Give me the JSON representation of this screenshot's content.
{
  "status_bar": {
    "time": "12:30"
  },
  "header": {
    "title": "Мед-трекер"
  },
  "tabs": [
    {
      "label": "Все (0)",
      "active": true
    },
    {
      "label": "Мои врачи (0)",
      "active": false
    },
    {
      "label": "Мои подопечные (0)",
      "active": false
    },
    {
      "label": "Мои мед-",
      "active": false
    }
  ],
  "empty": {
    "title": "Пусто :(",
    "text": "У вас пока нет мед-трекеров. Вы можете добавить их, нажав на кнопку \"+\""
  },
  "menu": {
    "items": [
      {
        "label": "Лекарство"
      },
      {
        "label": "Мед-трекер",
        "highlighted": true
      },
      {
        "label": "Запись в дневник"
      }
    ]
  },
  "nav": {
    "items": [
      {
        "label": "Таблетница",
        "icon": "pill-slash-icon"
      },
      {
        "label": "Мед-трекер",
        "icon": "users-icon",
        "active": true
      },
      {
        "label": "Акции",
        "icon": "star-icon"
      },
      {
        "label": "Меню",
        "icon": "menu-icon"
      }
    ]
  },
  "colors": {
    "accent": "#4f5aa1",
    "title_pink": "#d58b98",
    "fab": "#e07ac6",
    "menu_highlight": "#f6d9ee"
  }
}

— Prompt —
Reproduce each entry from the records above, character for character.

— Problem solution —
Give me the JSON representation of this screenshot's content.
{
  "status_bar": {
    "time": "12:30"
  },
  "header": {
    "title": "Мед-трекер"
  },
  "tabs": [
    {
      "label": "Все (0)",
      "active": true
    },
    {
      "label": "Мои врачи (0)",
      "active": false
    },
    {
      "label": "Мои подопечные (0)",
      "active": false
    },
    {
      "label": "Мои мед-",
      "active": false
    }
  ],
  "empty": {
    "title": "Пусто :(",
    "text": "У вас пока нет мед-трекеров. Вы можете добавить их, нажав на кнопку \"+\""
  },
  "menu": {
    "items": [
      {
        "label": "Лекарство"
      },
      {
        "label": "Мед-трекер",
        "highlighted": true
      },
      {
        "label": "Запись в дневник"
      }
    ]
  },
  "nav": {
    "items": [
      {
        "label": "Таблетница",
        "icon": "pill-slash-icon"
      },
      {
        "label": "Мед-трекер",
        "icon": "users-icon",
        "active": true
      },
      {
        "label": "Акции",
        "icon": "star-icon"
      },
      {
        "label": "Меню",
        "icon": "menu-icon"
      }
    ]
  },
  "colors": {
    "accent": "#4f5aa1",
    "title_pink": "#d58b98",
    "fab": "#e07ac6",
    "menu_highlight": "#f6d9ee"
  }
}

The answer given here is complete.